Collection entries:

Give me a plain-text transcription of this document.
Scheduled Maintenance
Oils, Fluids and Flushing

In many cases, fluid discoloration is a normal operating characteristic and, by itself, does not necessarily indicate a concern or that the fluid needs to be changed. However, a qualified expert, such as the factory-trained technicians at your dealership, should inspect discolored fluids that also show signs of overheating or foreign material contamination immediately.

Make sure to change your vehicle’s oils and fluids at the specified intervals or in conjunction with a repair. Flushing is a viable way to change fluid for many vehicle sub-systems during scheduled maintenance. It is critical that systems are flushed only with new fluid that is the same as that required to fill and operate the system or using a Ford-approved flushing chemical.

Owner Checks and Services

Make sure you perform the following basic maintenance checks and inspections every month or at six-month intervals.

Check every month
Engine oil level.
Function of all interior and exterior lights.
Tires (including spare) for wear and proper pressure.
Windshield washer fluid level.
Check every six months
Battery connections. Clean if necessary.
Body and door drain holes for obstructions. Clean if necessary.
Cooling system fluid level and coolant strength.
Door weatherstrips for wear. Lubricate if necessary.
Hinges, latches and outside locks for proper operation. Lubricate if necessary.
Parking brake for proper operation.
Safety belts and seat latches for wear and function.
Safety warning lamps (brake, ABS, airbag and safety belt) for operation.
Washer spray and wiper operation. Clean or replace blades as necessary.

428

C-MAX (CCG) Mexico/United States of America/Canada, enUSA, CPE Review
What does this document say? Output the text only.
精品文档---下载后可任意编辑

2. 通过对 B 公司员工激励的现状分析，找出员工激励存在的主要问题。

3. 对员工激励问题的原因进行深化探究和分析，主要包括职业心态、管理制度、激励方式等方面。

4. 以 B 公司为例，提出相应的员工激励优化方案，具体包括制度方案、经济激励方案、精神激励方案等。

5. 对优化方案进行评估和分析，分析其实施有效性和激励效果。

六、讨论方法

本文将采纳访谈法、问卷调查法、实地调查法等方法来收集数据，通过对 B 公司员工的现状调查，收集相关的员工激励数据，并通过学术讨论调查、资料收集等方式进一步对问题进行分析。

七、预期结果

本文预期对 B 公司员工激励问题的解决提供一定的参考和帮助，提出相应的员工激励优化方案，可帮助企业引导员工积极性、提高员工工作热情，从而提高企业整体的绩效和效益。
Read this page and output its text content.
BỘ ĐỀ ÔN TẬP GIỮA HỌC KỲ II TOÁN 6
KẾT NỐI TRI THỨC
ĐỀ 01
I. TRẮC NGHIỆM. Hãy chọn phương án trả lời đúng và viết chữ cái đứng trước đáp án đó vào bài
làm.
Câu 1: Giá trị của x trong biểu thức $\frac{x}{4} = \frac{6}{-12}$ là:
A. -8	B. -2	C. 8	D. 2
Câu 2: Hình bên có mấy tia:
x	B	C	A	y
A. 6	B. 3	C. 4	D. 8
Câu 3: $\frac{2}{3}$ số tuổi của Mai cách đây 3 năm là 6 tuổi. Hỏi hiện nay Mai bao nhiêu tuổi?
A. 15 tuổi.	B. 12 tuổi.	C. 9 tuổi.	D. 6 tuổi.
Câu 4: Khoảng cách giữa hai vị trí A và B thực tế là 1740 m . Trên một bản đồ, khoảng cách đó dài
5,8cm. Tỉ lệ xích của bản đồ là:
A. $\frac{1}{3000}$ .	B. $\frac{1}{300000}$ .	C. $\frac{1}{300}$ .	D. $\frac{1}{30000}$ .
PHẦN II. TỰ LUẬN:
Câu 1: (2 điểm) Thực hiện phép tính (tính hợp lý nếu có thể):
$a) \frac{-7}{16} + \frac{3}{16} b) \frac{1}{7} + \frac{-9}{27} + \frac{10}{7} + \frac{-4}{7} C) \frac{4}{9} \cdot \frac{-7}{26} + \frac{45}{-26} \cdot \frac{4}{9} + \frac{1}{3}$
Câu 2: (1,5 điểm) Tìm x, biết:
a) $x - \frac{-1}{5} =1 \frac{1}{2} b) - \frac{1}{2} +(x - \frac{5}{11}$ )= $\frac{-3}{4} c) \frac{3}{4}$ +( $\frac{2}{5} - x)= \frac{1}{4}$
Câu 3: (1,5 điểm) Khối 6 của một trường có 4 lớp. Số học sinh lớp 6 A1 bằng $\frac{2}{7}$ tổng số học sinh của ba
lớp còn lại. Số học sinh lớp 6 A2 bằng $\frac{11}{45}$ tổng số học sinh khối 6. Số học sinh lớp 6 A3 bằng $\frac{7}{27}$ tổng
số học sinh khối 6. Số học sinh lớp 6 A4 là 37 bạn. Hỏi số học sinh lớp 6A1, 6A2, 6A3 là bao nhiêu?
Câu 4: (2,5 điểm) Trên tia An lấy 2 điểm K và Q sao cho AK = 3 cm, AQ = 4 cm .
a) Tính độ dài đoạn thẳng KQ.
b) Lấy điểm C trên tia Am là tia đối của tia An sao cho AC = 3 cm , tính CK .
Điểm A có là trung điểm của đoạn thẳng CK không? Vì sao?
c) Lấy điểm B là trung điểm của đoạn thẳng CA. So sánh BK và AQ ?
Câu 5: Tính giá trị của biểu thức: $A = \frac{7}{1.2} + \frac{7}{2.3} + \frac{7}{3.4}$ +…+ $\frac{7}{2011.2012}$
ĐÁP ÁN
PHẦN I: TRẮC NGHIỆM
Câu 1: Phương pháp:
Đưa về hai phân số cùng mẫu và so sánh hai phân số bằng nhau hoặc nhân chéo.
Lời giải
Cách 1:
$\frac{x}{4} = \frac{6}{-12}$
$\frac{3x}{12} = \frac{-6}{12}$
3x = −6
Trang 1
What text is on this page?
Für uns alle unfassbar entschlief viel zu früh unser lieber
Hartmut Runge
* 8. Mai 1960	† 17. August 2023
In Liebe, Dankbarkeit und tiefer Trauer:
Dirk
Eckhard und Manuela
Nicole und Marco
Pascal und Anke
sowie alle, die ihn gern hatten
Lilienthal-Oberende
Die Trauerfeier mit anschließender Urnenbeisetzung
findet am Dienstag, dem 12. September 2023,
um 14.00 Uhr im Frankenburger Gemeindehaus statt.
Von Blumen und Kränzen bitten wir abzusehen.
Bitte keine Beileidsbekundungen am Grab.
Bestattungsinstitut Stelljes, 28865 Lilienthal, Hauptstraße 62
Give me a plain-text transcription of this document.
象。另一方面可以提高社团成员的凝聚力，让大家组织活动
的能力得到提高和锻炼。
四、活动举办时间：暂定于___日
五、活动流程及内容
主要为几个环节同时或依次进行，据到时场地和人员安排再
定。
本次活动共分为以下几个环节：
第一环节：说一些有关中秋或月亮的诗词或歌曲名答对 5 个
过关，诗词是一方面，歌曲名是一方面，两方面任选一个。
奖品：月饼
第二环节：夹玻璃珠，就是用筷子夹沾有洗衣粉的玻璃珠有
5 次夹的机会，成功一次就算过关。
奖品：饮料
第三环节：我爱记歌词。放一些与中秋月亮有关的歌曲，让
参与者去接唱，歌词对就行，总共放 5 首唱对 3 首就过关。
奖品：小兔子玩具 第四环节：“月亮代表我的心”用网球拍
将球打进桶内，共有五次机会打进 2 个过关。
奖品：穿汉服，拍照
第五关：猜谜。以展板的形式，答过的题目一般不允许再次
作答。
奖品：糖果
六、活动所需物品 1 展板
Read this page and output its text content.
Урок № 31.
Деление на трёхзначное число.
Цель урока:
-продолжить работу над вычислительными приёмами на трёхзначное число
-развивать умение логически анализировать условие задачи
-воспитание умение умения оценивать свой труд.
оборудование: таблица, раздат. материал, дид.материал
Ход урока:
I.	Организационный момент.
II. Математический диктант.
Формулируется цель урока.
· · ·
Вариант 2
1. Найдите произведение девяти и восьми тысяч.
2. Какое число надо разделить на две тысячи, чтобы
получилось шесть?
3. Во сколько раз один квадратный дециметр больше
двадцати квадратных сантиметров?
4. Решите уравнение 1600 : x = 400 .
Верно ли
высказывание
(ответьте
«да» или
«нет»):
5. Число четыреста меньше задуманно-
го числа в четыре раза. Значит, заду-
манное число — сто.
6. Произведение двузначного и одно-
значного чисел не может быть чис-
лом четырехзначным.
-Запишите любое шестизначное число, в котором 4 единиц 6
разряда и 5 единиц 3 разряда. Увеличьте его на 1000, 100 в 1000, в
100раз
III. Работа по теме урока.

• EXERCISE:
Lines containing the word "sánh" are to be tallied; report only the total.

• EXERCISE OUTPUT:
2